Records from a collection of figures:
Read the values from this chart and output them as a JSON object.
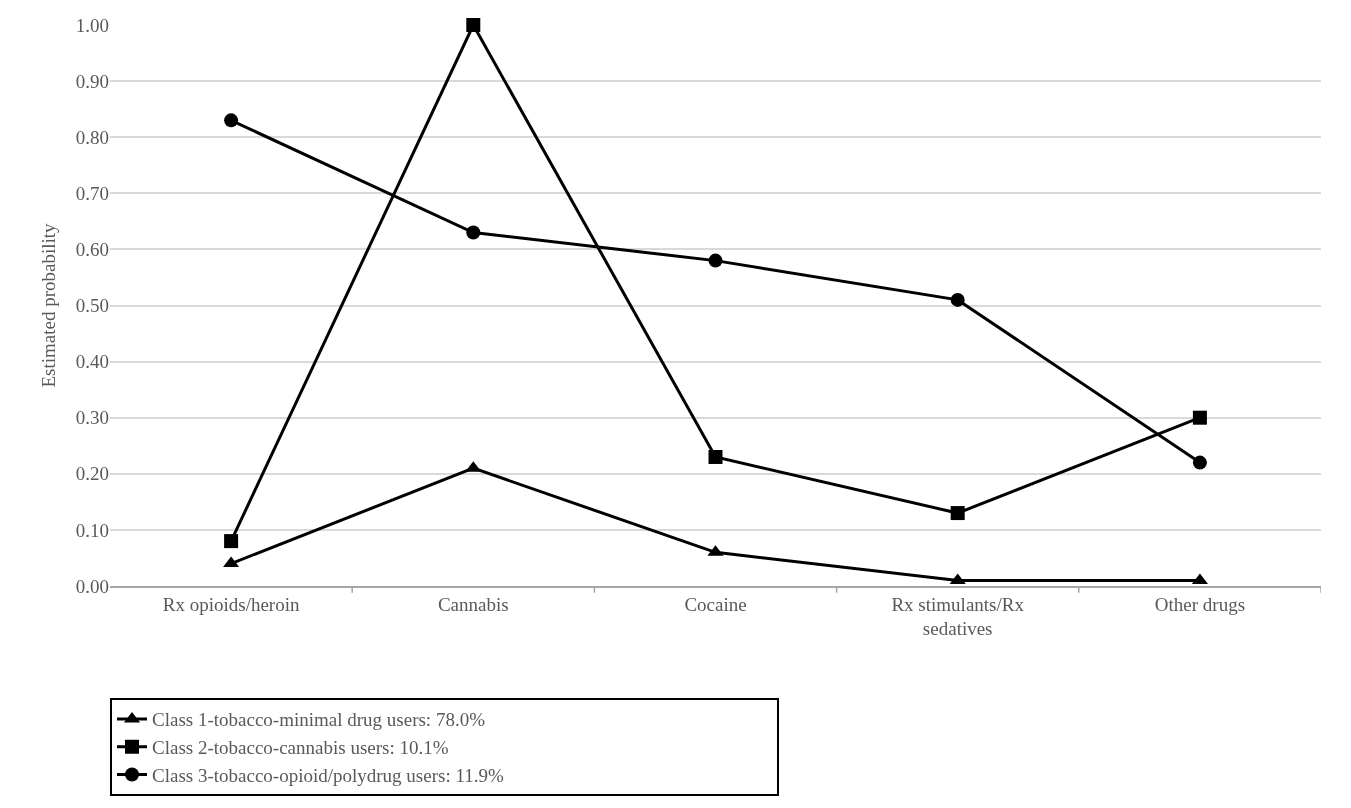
{
  "chart_data": {
    "type": "line",
    "ylabel": "Estimated probability",
    "categories": [
      "Rx opioids/heroin",
      "Cannabis",
      "Cocaine",
      "Rx stimulants/Rx sedatives",
      "Other drugs"
    ],
    "series": [
      {
        "name": "Class 1-tobacco-minimal drug users: 78.0%",
        "color": "#000000",
        "marker": "triangle",
        "values": [
          0.04,
          0.21,
          0.06,
          0.01,
          0.01
        ]
      },
      {
        "name": "Class 2-tobacco-cannabis users: 10.1%",
        "color": "#000000",
        "marker": "square",
        "values": [
          0.08,
          1.0,
          0.23,
          0.13,
          0.3
        ]
      },
      {
        "name": "Class 3-tobacco-opioid/polydrug users: 11.9%",
        "color": "#000000",
        "marker": "circle",
        "values": [
          0.83,
          0.63,
          0.58,
          0.51,
          0.22
        ]
      }
    ],
    "ylim": [
      0,
      1
    ],
    "yticks": [
      {
        "value": 0,
        "label": "0.00"
      },
      {
        "value": 0.1,
        "label": "0.10"
      },
      {
        "value": 0.2,
        "label": "0.20"
      },
      {
        "value": 0.3,
        "label": "0.30"
      },
      {
        "value": 0.4,
        "label": "0.40"
      },
      {
        "value": 0.5,
        "label": "0.50"
      },
      {
        "value": 0.6,
        "label": "0.60"
      },
      {
        "value": 0.7,
        "label": "0.70"
      },
      {
        "value": 0.8,
        "label": "0.80"
      },
      {
        "value": 0.9,
        "label": "0.90"
      },
      {
        "value": 1,
        "label": "1.00"
      }
    ],
    "grid": "y",
    "legend": "bottom",
    "line_style": "solid"
  }
}
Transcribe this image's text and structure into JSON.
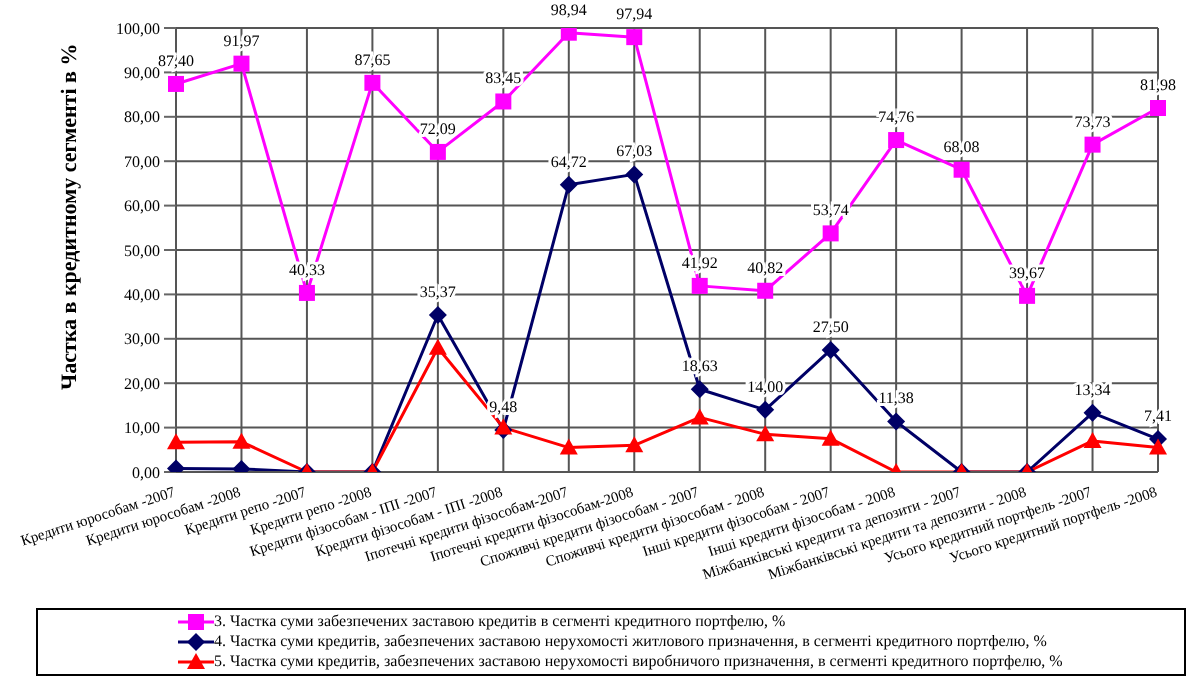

TASK TO COMPLETE :: Reproduce all of the entries word for word, skipping any pictures they hold.

RESULT OF THIS EXERCISE ::
Read the values from this chart and output them as a JSON object.
{
  "chart_data": {
    "type": "line",
    "ylabel": "Estimated probability",
    "categories": [
      "Rx opioids/heroin",
      "Cannabis",
      "Cocaine",
      "Rx stimulants/Rx sedatives",
      "Other drugs"
    ],
    "series": [
      {
        "name": "Class 1-tobacco-minimal drug users: 78.0%",
        "color": "#000000",
        "marker": "triangle",
        "values": [
          0.04,
          0.21,
          0.06,
          0.01,
          0.01
        ]
      },
      {
        "name": "Class 2-tobacco-cannabis users: 10.1%",
        "color": "#000000",
        "marker": "square",
        "values": [
          0.08,
          1.0,
          0.23,
          0.13,
          0.3
        ]
      },
      {
        "name": "Class 3-tobacco-opioid/polydrug users: 11.9%",
        "color": "#000000",
        "marker": "circle",
        "values": [
          0.83,
          0.63,
          0.58,
          0.51,
          0.22
        ]
      }
    ],
    "ylim": [
      0,
      1
    ],
    "yticks": [
      {
        "value": 0,
        "label": "0.00"
      },
      {
        "value": 0.1,
        "label": "0.10"
      },
      {
        "value": 0.2,
        "label": "0.20"
      },
      {
        "value": 0.3,
        "label": "0.30"
      },
      {
        "value": 0.4,
        "label": "0.40"
      },
      {
        "value": 0.5,
        "label": "0.50"
      },
      {
        "value": 0.6,
        "label": "0.60"
      },
      {
        "value": 0.7,
        "label": "0.70"
      },
      {
        "value": 0.8,
        "label": "0.80"
      },
      {
        "value": 0.9,
        "label": "0.90"
      },
      {
        "value": 1,
        "label": "1.00"
      }
    ],
    "grid": "y",
    "legend": "bottom",
    "line_style": "solid"
  }
}
Transcribe this image's text and structure into JSON.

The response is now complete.